**WHAT NEEDS TO BE DONE:** Output all the entries word for word. Omit the pictures.

== INPUT

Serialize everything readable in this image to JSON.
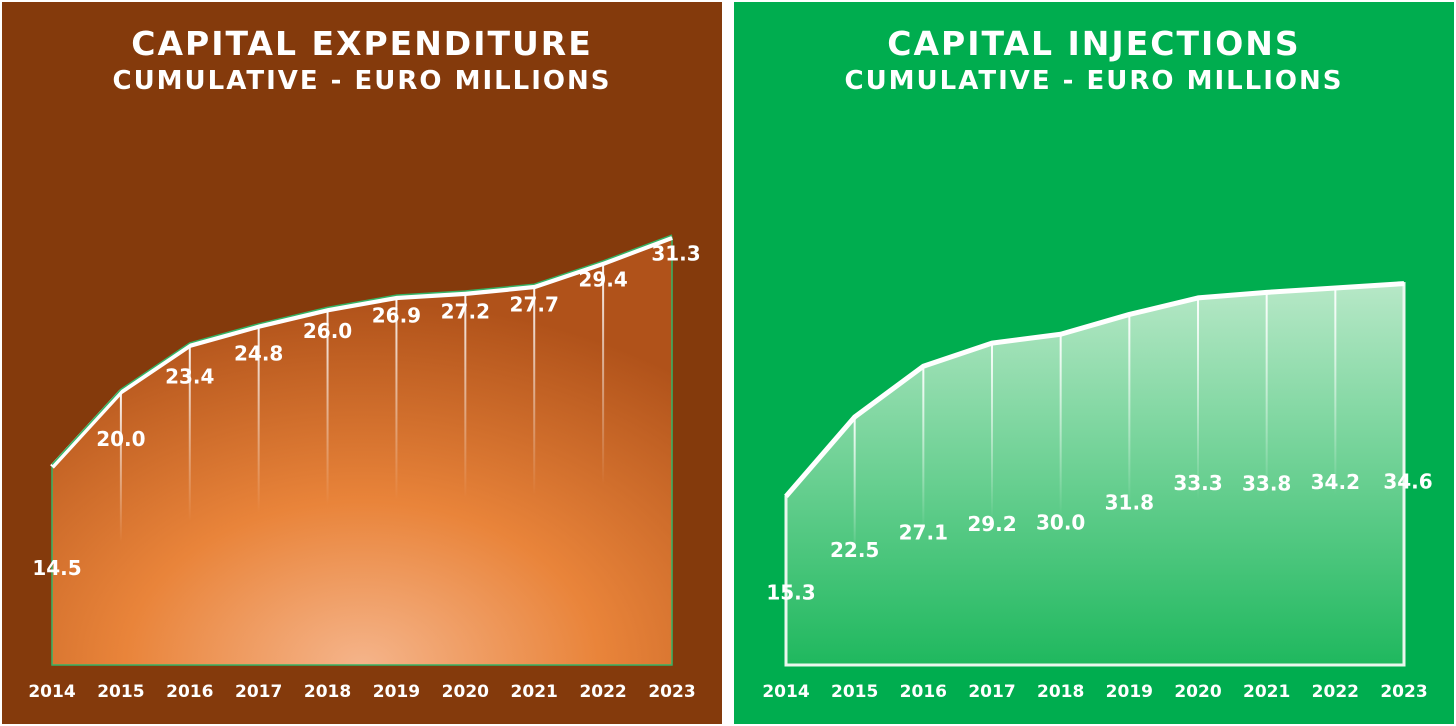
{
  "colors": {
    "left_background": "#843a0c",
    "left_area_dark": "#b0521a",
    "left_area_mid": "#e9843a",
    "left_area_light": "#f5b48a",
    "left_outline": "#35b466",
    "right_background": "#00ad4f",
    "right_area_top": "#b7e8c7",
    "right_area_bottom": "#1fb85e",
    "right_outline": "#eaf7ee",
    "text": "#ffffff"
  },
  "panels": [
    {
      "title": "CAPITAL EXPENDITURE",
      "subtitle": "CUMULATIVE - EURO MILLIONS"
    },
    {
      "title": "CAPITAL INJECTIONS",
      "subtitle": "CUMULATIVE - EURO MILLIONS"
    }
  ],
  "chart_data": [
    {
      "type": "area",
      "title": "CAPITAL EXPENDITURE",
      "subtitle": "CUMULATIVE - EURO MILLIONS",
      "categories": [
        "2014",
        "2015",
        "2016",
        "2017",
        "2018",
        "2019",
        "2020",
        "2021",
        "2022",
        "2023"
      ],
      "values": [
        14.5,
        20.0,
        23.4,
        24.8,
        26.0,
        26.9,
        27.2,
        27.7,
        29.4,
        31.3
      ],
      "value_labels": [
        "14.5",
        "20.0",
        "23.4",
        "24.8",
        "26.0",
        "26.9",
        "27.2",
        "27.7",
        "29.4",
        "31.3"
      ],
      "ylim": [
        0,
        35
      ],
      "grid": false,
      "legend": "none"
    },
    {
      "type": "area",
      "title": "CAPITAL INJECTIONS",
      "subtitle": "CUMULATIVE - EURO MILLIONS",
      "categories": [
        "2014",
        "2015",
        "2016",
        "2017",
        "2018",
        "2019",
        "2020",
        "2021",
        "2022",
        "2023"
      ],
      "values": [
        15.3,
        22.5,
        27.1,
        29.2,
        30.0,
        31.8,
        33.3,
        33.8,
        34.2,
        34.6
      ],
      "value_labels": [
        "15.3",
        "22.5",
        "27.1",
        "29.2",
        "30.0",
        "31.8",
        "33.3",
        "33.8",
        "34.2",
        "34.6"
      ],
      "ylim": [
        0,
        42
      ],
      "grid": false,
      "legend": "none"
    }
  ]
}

====

**OUTPUT OF THE EXERCISE:**
Serialize everything readable in this image to JSON.
{
  "colors": {
    "left_background": "#843a0c",
    "left_area_dark": "#b0521a",
    "left_area_mid": "#e9843a",
    "left_area_light": "#f5b48a",
    "left_outline": "#35b466",
    "right_background": "#00ad4f",
    "right_area_top": "#b7e8c7",
    "right_area_bottom": "#1fb85e",
    "right_outline": "#eaf7ee",
    "text": "#ffffff"
  },
  "panels": [
    {
      "title": "CAPITAL EXPENDITURE",
      "subtitle": "CUMULATIVE - EURO MILLIONS"
    },
    {
      "title": "CAPITAL INJECTIONS",
      "subtitle": "CUMULATIVE - EURO MILLIONS"
    }
  ],
  "chart_data": [
    {
      "type": "area",
      "title": "CAPITAL EXPENDITURE",
      "subtitle": "CUMULATIVE - EURO MILLIONS",
      "categories": [
        "2014",
        "2015",
        "2016",
        "2017",
        "2018",
        "2019",
        "2020",
        "2021",
        "2022",
        "2023"
      ],
      "values": [
        14.5,
        20.0,
        23.4,
        24.8,
        26.0,
        26.9,
        27.2,
        27.7,
        29.4,
        31.3
      ],
      "value_labels": [
        "14.5",
        "20.0",
        "23.4",
        "24.8",
        "26.0",
        "26.9",
        "27.2",
        "27.7",
        "29.4",
        "31.3"
      ],
      "ylim": [
        0,
        35
      ],
      "grid": false,
      "legend": "none"
    },
    {
      "type": "area",
      "title": "CAPITAL INJECTIONS",
      "subtitle": "CUMULATIVE - EURO MILLIONS",
      "categories": [
        "2014",
        "2015",
        "2016",
        "2017",
        "2018",
        "2019",
        "2020",
        "2021",
        "2022",
        "2023"
      ],
      "values": [
        15.3,
        22.5,
        27.1,
        29.2,
        30.0,
        31.8,
        33.3,
        33.8,
        34.2,
        34.6
      ],
      "value_labels": [
        "15.3",
        "22.5",
        "27.1",
        "29.2",
        "30.0",
        "31.8",
        "33.3",
        "33.8",
        "34.2",
        "34.6"
      ],
      "ylim": [
        0,
        42
      ],
      "grid": false,
      "legend": "none"
    }
  ]
}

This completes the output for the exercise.